Given data:

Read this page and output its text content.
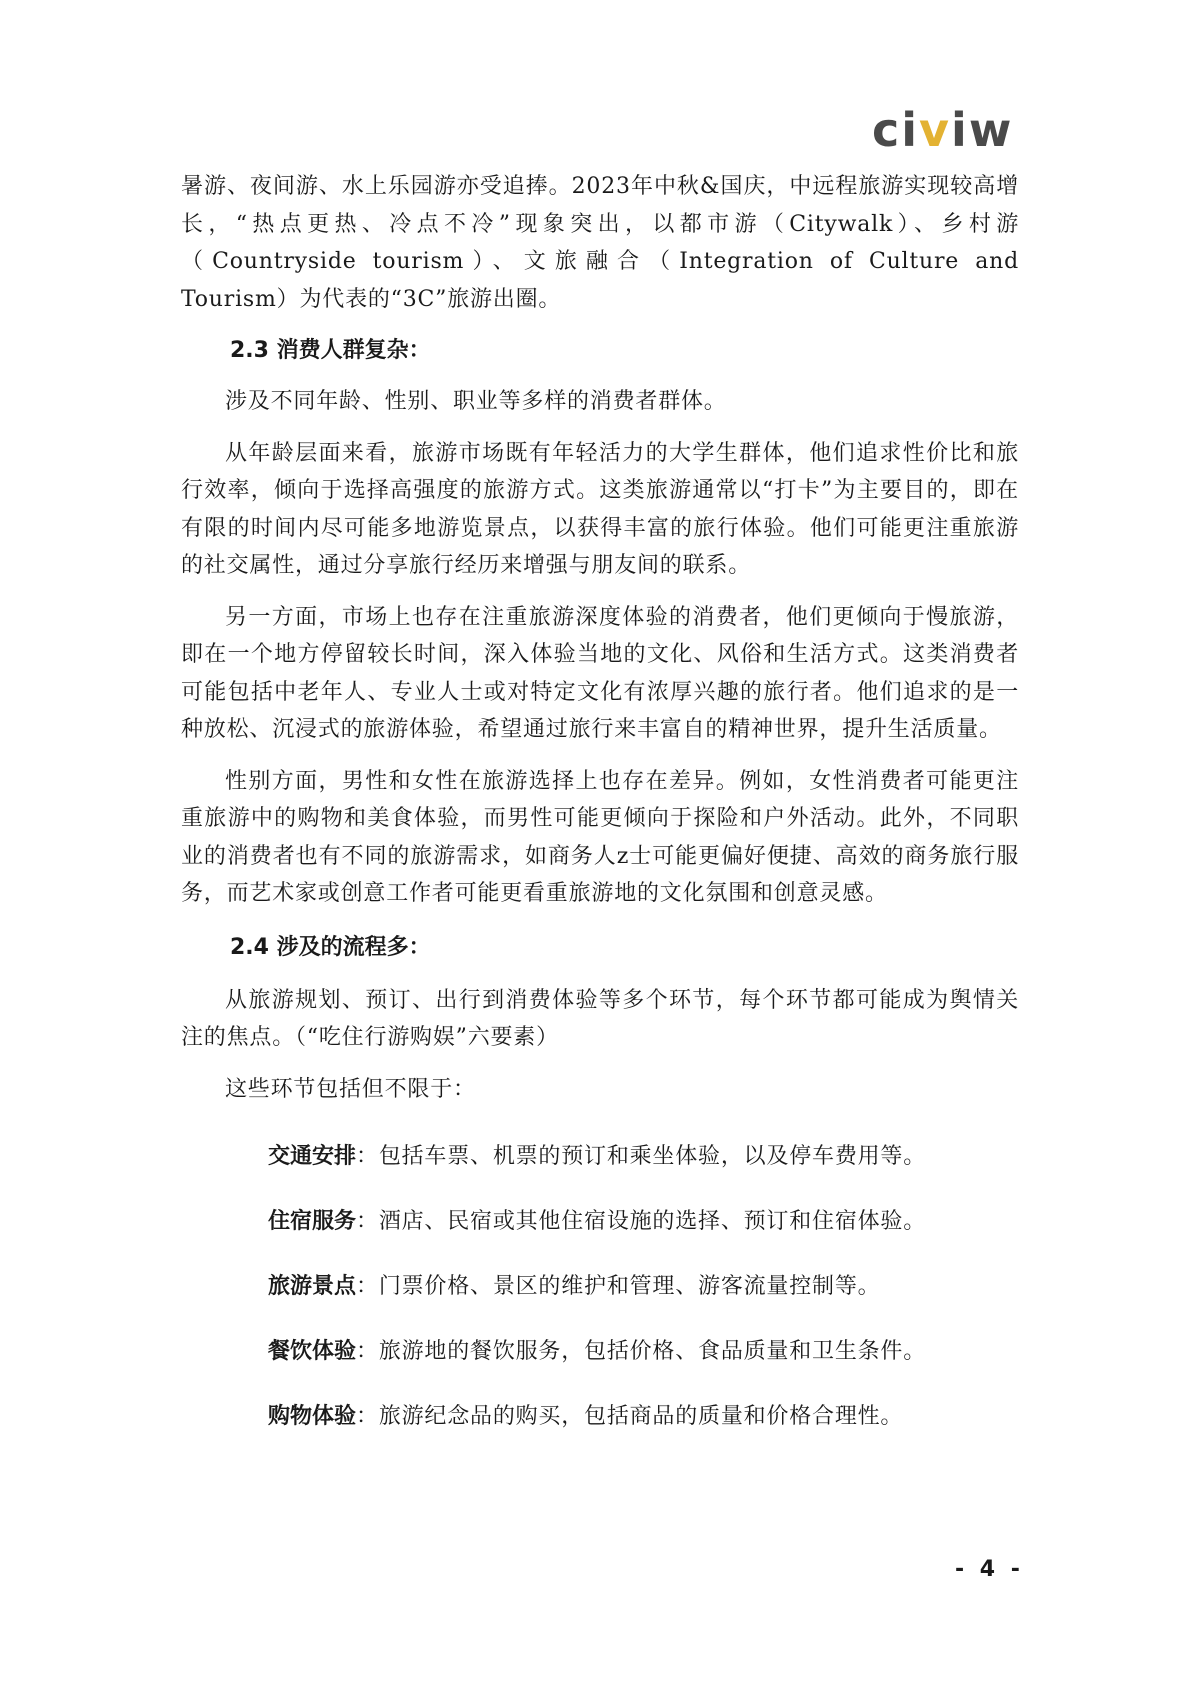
civiw

暑游、夜间游、水上乐园游亦受追捧。2023年中秋&国庆，中远程旅游实现较高增长，“热点更热、冷点不冷”现象突出，以都市游（Citywalk）、乡村游（Countryside tourism）、文旅融合（Integration of Culture and Tourism）为代表的“3C”旅游出圈。

2.3 消费人群复杂：

涉及不同年龄、性别、职业等多样的消费者群体。

从年龄层面来看，旅游市场既有年轻活力的大学生群体，他们追求性价比和旅行效率，倾向于选择高强度的旅游方式。这类旅游通常以“打卡”为主要目的，即在有限的时间内尽可能多地游览景点，以获得丰富的旅行体验。他们可能更注重旅游的社交属性，通过分享旅行经历来增强与朋友间的联系。

另一方面，市场上也存在注重旅游深度体验的消费者，他们更倾向于慢旅游，即在一个地方停留较长时间，深入体验当地的文化、风俗和生活方式。这类消费者可能包括中老年人、专业人士或对特定文化有浓厚兴趣的旅行者。他们追求的是一种放松、沉浸式的旅游体验，希望通过旅行来丰富自的精神世界，提升生活质量。

性别方面，男性和女性在旅游选择上也存在差异。例如，女性消费者可能更注重旅游中的购物和美食体验，而男性可能更倾向于探险和户外活动。此外，不同职业的消费者也有不同的旅游需求，如商务人z士可能更偏好便捷、高效的商务旅行服务，而艺术家或创意工作者可能更看重旅游地的文化氛围和创意灵感。

2.4 涉及的流程多：

从旅游规划、预订、出行到消费体验等多个环节，每个环节都可能成为舆情关注的焦点。（“吃住行游购娱”六要素）

这些环节包括但不限于：

交通安排：包括车票、机票的预订和乘坐体验，以及停车费用等。

住宿服务：酒店、民宿或其他住宿设施的选择、预订和住宿体验。

旅游景点：门票价格、景区的维护和管理、游客流量控制等。

餐饮体验：旅游地的餐饮服务，包括价格、食品质量和卫生条件。

购物体验：旅游纪念品的购买，包括商品的质量和价格合理性。

- 4 -
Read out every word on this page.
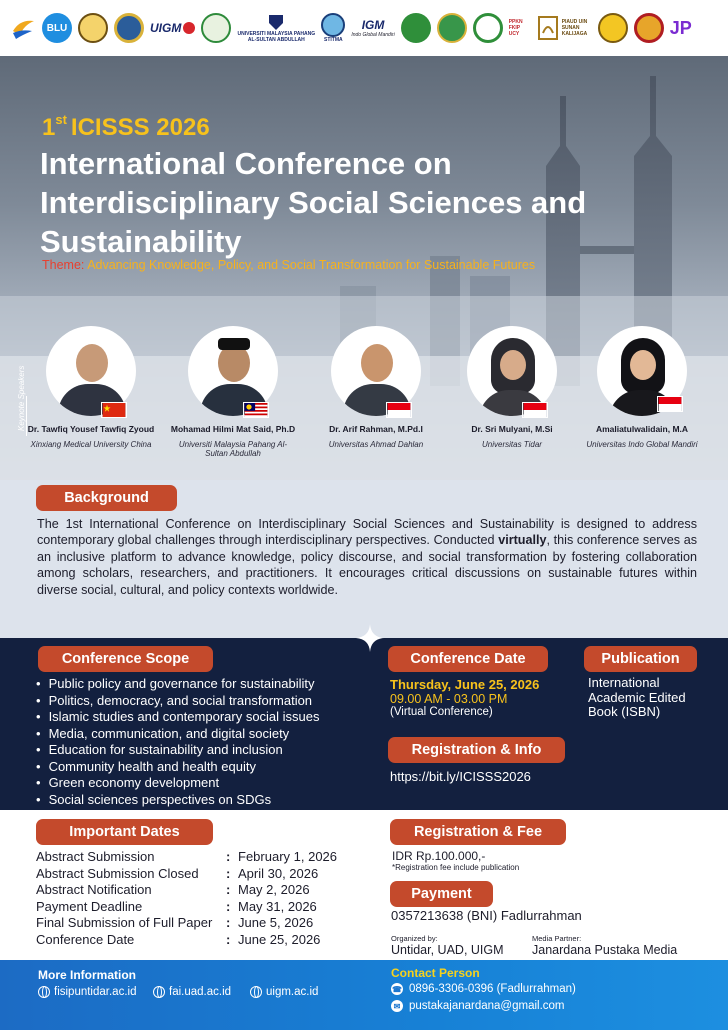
BLU	UIGM	UNIVERSITI MALAYSIA PAHANG AL-SULTAN ABDULLAH	STITMA
IGM
Indo Global Mandiri
PPKN FKIP UCY
PIAUD UIN SUNAN KALIJAGA	JP
1st ICISSS 2026
International Conference on Interdisciplinary Social Sciences and Sustainability
Theme: Advancing Knowledge, Policy, and Social Transformation for Sustainable Futures
Keynote Speakers Dr. Tawfiq Yousef Tawfiq Zyoud
Xinxiang Medical University China
Mohamad Hilmi Mat Said, Ph.D
Universiti Malaysia Pahang Al-Sultan Abdullah
Dr. Arif Rahman, M.Pd.I
Universitas Ahmad Dahlan
Dr. Sri Mulyani, M.Si
Universitas Tidar
Amaliatulwalidain, M.A
Universitas Indo Global Mandiri
Background
The 1st International Conference on Interdisciplinary Social Sciences and Sustainability is designed to address contemporary global challenges through interdisciplinary perspectives. Conducted virtually, this conference serves as an inclusive platform to advance knowledge, policy discourse, and social transformation by fostering collaboration among scholars, researchers, and practitioners. It encourages critical discussions on sustainable futures within diverse social, cultural, and policy contexts worldwide.
Conference Scope
• Public policy and governance for sustainability
• Politics, democracy, and social transformation
• Islamic studies and contemporary social issues
• Media, communication, and digital society
• Education for sustainability and inclusion
• Community health and health equity
• Green economy development
• Social sciences perspectives on SDGs
Conference Date
Thursday, June 25, 2026
09.00 AM - 03.00 PM
(Virtual Conference)
Publication
International Academic Edited Book (ISBN)
Registration & Info
https://bit.ly/ICISSS2026
Important Dates
Abstract Submission	: February 1, 2026
Abstract Submission Closed	: April 30, 2026
Abstract Notification	: May 2, 2026
Payment Deadline	: May 31, 2026
Final Submission of Full Paper	: June 5, 2026
Conference Date	: June 25, 2026
Registration & Fee
IDR Rp.100.000,-
*Registration fee include publication
Payment
0357213638 (BNI) Fadlurrahman
Organized by:
Untidar, UAD, UIGM
Media Partner:
Janardana Pustaka Media
More Information
fisipuntidar.ac.id	fai.uad.ac.id	uigm.ac.id
Contact Person
☎ 0896-3306-0396 (Fadlurrahman)
✉ pustakajanardana@gmail.com
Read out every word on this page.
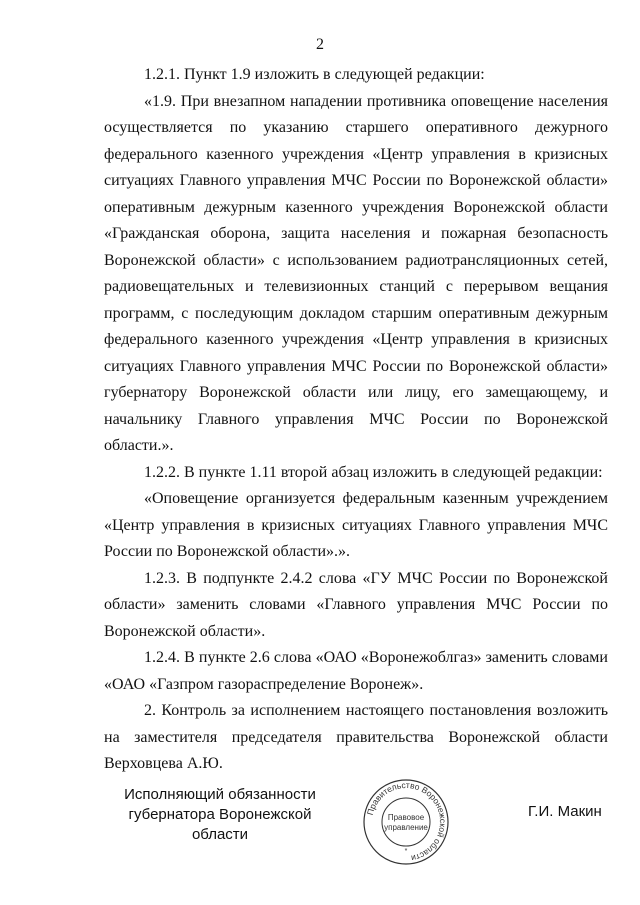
2

1.2.1. Пункт 1.9 изложить в следующей редакции:

«1.9. При внезапном нападении противника оповещение населения осуществляется по указанию старшего оперативного дежурного федерального казенного учреждения «Центр управления в кризисных ситуациях Главного управления МЧС России по Воронежской области» оперативным дежурным казенного учреждения Воронежской области «Гражданская оборона, защита населения и пожарная безопасность Воронежской области» с использованием радиотрансляционных сетей, радиовещательных и телевизионных станций с перерывом вещания программ, с последующим докладом старшим оперативным дежурным федерального казенного учреждения «Центр управления в кризисных ситуациях Главного управления МЧС России по Воронежской области» губернатору Воронежской области или лицу, его замещающему, и начальнику Главного управления МЧС России по Воронежской области.».

1.2.2. В пункте 1.11 второй абзац изложить в следующей редакции:

«Оповещение организуется федеральным казенным учреждением «Центр управления в кризисных ситуациях Главного управления МЧС России по Воронежской области».».

1.2.3. В подпункте 2.4.2 слова «ГУ МЧС России по Воронежской области» заменить словами «Главного управления МЧС России по Воронежской области».

1.2.4. В пункте 2.6 слова «ОАО «Воронежоблгаз» заменить словами «ОАО «Газпром газораспределение Воронеж».

2. Контроль за исполнением настоящего постановления возложить на заместителя председателя правительства Воронежской области Верховцева А.Ю.

Исполняющий обязанности
губернатора Воронежской области
Правительство Воронежской области
Правовое
управление
*
Г.И. Макин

Requirement:
Copy out all the data exactly; skip the pictures.

Final answer:
Read this page and output its text content.
civiw

暑游、夜间游、水上乐园游亦受追捧。2023年中秋&国庆，中远程旅游实现较高增长，“热点更热、冷点不冷”现象突出，以都市游（Citywalk）、乡村游（Countryside tourism）、文旅融合（Integration of Culture and Tourism）为代表的“3C”旅游出圈。

2.3 消费人群复杂：

涉及不同年龄、性别、职业等多样的消费者群体。

从年龄层面来看，旅游市场既有年轻活力的大学生群体，他们追求性价比和旅行效率，倾向于选择高强度的旅游方式。这类旅游通常以“打卡”为主要目的，即在有限的时间内尽可能多地游览景点，以获得丰富的旅行体验。他们可能更注重旅游的社交属性，通过分享旅行经历来增强与朋友间的联系。

另一方面，市场上也存在注重旅游深度体验的消费者，他们更倾向于慢旅游，即在一个地方停留较长时间，深入体验当地的文化、风俗和生活方式。这类消费者可能包括中老年人、专业人士或对特定文化有浓厚兴趣的旅行者。他们追求的是一种放松、沉浸式的旅游体验，希望通过旅行来丰富自的精神世界，提升生活质量。

性别方面，男性和女性在旅游选择上也存在差异。例如，女性消费者可能更注重旅游中的购物和美食体验，而男性可能更倾向于探险和户外活动。此外，不同职业的消费者也有不同的旅游需求，如商务人z士可能更偏好便捷、高效的商务旅行服务，而艺术家或创意工作者可能更看重旅游地的文化氛围和创意灵感。

2.4 涉及的流程多：

从旅游规划、预订、出行到消费体验等多个环节，每个环节都可能成为舆情关注的焦点。（“吃住行游购娱”六要素）

这些环节包括但不限于：

交通安排：包括车票、机票的预订和乘坐体验，以及停车费用等。

住宿服务：酒店、民宿或其他住宿设施的选择、预订和住宿体验。

旅游景点：门票价格、景区的维护和管理、游客流量控制等。

餐饮体验：旅游地的餐饮服务，包括价格、食品质量和卫生条件。

购物体验：旅游纪念品的购买，包括商品的质量和价格合理性。

- 4 -
Read out every word on this page.
BLU	UIGM	UNIVERSITI MALAYSIA PAHANG AL-SULTAN ABDULLAH	STITMA
IGM
Indo Global Mandiri
PPKN FKIP UCY
PIAUD UIN SUNAN KALIJAGA	JP
1st ICISSS 2026
International Conference on Interdisciplinary Social Sciences and Sustainability
Theme: Advancing Knowledge, Policy, and Social Transformation for Sustainable Futures
Keynote Speakers Dr. Tawfiq Yousef Tawfiq Zyoud
Xinxiang Medical University China
Mohamad Hilmi Mat Said, Ph.D
Universiti Malaysia Pahang Al-Sultan Abdullah
Dr. Arif Rahman, M.Pd.I
Universitas Ahmad Dahlan
Dr. Sri Mulyani, M.Si
Universitas Tidar
Amaliatulwalidain, M.A
Universitas Indo Global Mandiri
Background
The 1st International Conference on Interdisciplinary Social Sciences and Sustainability is designed to address contemporary global challenges through interdisciplinary perspectives. Conducted virtually, this conference serves as an inclusive platform to advance knowledge, policy discourse, and social transformation by fostering collaboration among scholars, researchers, and practitioners. It encourages critical discussions on sustainable futures within diverse social, cultural, and policy contexts worldwide.
Conference Scope
• Public policy and governance for sustainability
• Politics, democracy, and social transformation
• Islamic studies and contemporary social issues
• Media, communication, and digital society
• Education for sustainability and inclusion
• Community health and health equity
• Green economy development
• Social sciences perspectives on SDGs
Conference Date
Thursday, June 25, 2026
09.00 AM - 03.00 PM
(Virtual Conference)
Publication
International Academic Edited Book (ISBN)
Registration & Info
https://bit.ly/ICISSS2026
Important Dates
Abstract Submission	: February 1, 2026
Abstract Submission Closed	: April 30, 2026
Abstract Notification	: May 2, 2026
Payment Deadline	: May 31, 2026
Final Submission of Full Paper	: June 5, 2026
Conference Date	: June 25, 2026
Registration & Fee
IDR Rp.100.000,-
*Registration fee include publication
Payment
0357213638 (BNI) Fadlurrahman
Organized by:
Untidar, UAD, UIGM
Media Partner:
Janardana Pustaka Media
More Information
fisipuntidar.ac.id	fai.uad.ac.id	uigm.ac.id
Contact Person
☎ 0896-3306-0396 (Fadlurrahman)
✉ pustakajanardana@gmail.com
Read out every word on this page.
2

1.2.1. Пункт 1.9 изложить в следующей редакции:

«1.9. При внезапном нападении противника оповещение населения осуществляется по указанию старшего оперативного дежурного федерального казенного учреждения «Центр управления в кризисных ситуациях Главного управления МЧС России по Воронежской области» оперативным дежурным казенного учреждения Воронежской области «Гражданская оборона, защита населения и пожарная безопасность Воронежской области» с использованием радиотрансляционных сетей, радиовещательных и телевизионных станций с перерывом вещания программ, с последующим докладом старшим оперативным дежурным федерального казенного учреждения «Центр управления в кризисных ситуациях Главного управления МЧС России по Воронежской области» губернатору Воронежской области или лицу, его замещающему, и начальнику Главного управления МЧС России по Воронежской области.».

1.2.2. В пункте 1.11 второй абзац изложить в следующей редакции:

«Оповещение организуется федеральным казенным учреждением «Центр управления в кризисных ситуациях Главного управления МЧС России по Воронежской области».».

1.2.3. В подпункте 2.4.2 слова «ГУ МЧС России по Воронежской области» заменить словами «Главного управления МЧС России по Воронежской области».

1.2.4. В пункте 2.6 слова «ОАО «Воронежоблгаз» заменить словами «ОАО «Газпром газораспределение Воронеж».

2. Контроль за исполнением настоящего постановления возложить на заместителя председателя правительства Воронежской области Верховцева А.Ю.

Исполняющий обязанности
губернатора Воронежской области
Правительство Воронежской области
Правовое
управление
*
Г.И. Макин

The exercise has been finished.